In the text on fire drills, what percentage of all fire-related deaths worldwide happen in residential building fires?

> [SOURCE]:
────

The seriousness of organizing fire drills can be understood from the study conducted by CTIF – The International Association of Fire & Rescue Services which reveals that 24.2% of the fire accidents that take place globally occur only in the residential buildings, 8% in other buildings. The study also finds out that 82.7% of all fire-related deaths globally are in residential building fires. Fire accidents not only cost human and money loss but also puts the reputation of the developer as well as the management companies at stake. 

What is a Fire Drill?

As rightly said by the renowned American Poet, Late Maya Angelou, ‘Hope for the best and be prepared for the worst’. Fire drills are the preparation towards worst situations. It is an imitation or simulation of a real life emergency situation in which fire wardens, guides staff and members responsible for the upkeep of the community on the proven and tested ways to deal with fire accidents. In simple terms, Fire drill involves making the staff aware of the best ways to use emergency doors to an assembly point outside of the building and use fire equipment to deal with any unforeseen fire accident impromptu.

Importance of Fire Drills

Conducting frequent fire drills is the most viable solution to deal with fire accidents. They make sure that staff, residents, and visitors are aware of the necessary steps to deal with the fire accident. Fire drills encompass all necessary exercises and steps one must take to overcome the situation to minimize the damage. 

As a part of the fire drill, a hypothetical situation of a fire accident is created with an objective to simulate the emergency procedures that must be followed at that time. The fundamental purpose of organizing the fire drill is to educate the staff about how they should behave in case of a fire accident and informing them about the way out or emergency exits to escape the scene.  Fire drills also test the vulnerability of the evacuation plan from time -to-time and boost the confidence of the staff in  managing any fire accident situation with confidence and ease.

────

[Visual layout annotation data]
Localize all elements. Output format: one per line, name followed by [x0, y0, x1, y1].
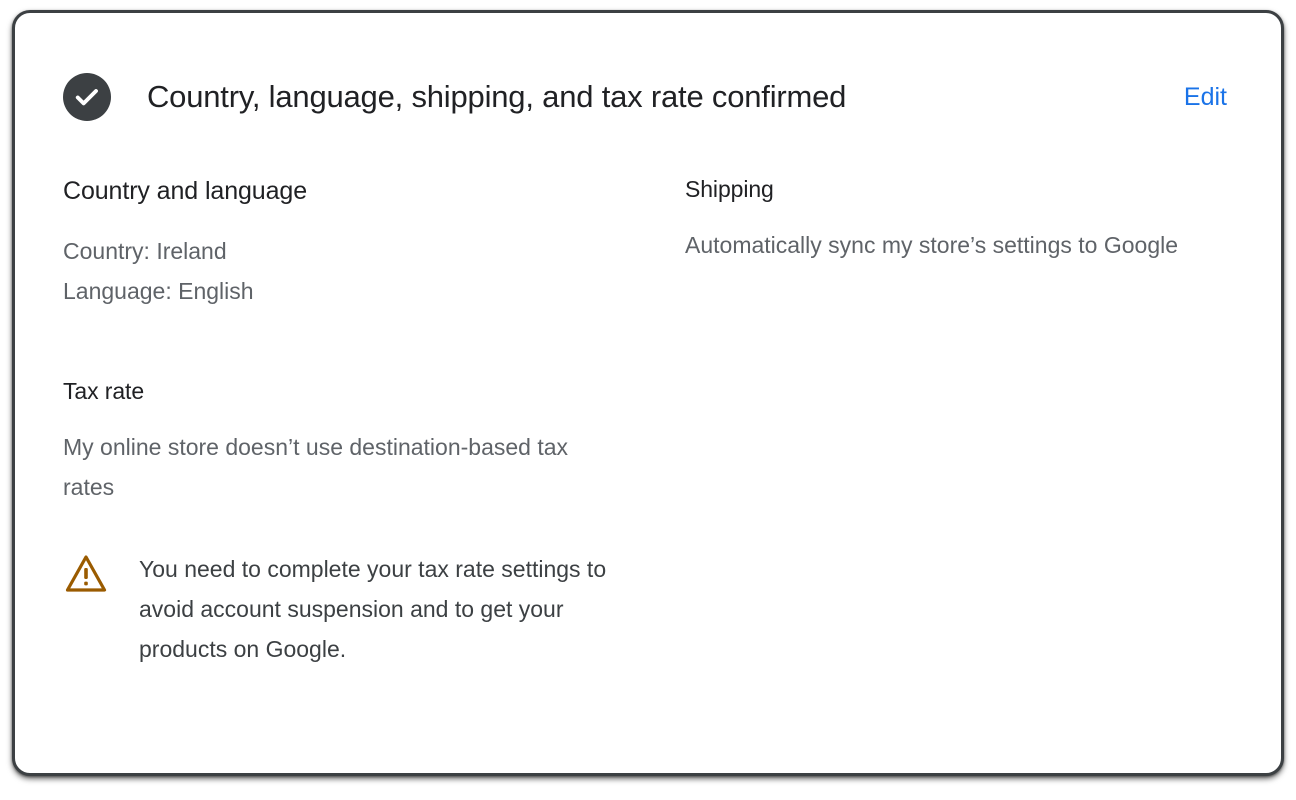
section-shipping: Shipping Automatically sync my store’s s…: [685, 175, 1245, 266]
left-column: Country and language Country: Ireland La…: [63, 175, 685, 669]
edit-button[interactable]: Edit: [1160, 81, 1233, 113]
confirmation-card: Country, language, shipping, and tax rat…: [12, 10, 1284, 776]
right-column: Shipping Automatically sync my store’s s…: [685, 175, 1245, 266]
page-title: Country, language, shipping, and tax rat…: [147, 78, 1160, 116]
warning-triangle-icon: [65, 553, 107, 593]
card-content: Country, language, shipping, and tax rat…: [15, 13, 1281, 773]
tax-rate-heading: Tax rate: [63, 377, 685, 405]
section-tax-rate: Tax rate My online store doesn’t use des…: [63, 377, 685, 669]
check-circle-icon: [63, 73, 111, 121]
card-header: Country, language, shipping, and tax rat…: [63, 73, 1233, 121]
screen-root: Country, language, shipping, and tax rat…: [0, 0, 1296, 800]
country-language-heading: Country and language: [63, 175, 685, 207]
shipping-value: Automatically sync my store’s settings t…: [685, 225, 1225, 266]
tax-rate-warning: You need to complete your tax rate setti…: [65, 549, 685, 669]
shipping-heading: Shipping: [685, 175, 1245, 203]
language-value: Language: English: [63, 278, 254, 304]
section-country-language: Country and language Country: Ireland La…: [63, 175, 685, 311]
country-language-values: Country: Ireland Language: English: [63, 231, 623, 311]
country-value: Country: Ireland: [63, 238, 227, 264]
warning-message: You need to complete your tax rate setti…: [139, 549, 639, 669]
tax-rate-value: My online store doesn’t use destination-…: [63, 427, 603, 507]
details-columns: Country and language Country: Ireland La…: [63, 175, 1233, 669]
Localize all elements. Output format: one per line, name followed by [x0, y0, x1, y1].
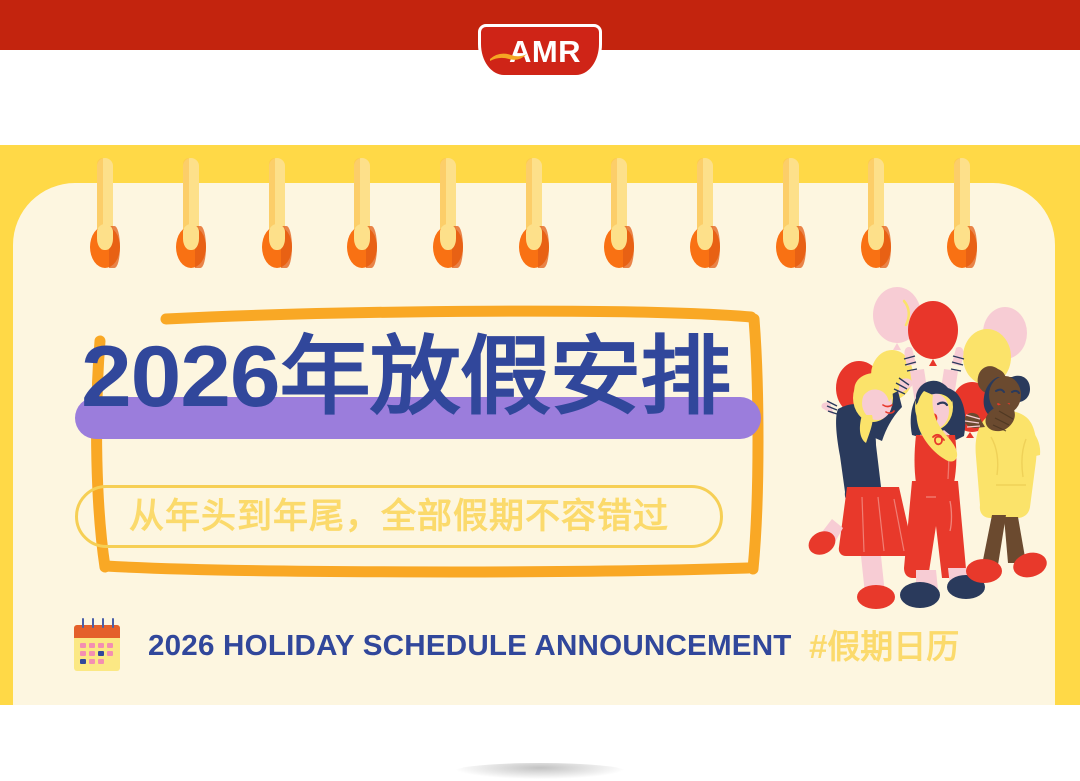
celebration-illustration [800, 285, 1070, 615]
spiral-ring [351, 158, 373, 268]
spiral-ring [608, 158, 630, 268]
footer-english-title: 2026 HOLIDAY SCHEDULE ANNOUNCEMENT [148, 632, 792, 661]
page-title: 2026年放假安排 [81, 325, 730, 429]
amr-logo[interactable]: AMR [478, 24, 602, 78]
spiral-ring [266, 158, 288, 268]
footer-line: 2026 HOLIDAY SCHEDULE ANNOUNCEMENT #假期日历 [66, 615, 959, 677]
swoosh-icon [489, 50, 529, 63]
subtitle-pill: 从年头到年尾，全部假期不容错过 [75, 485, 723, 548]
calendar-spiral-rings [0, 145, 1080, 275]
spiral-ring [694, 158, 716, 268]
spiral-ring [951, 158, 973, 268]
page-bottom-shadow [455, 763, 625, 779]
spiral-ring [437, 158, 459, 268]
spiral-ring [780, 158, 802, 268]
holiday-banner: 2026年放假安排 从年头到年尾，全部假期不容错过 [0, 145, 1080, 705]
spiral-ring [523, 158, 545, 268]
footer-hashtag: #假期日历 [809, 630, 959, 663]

────

> [RESPONSE TO THE TASK]:
82.7%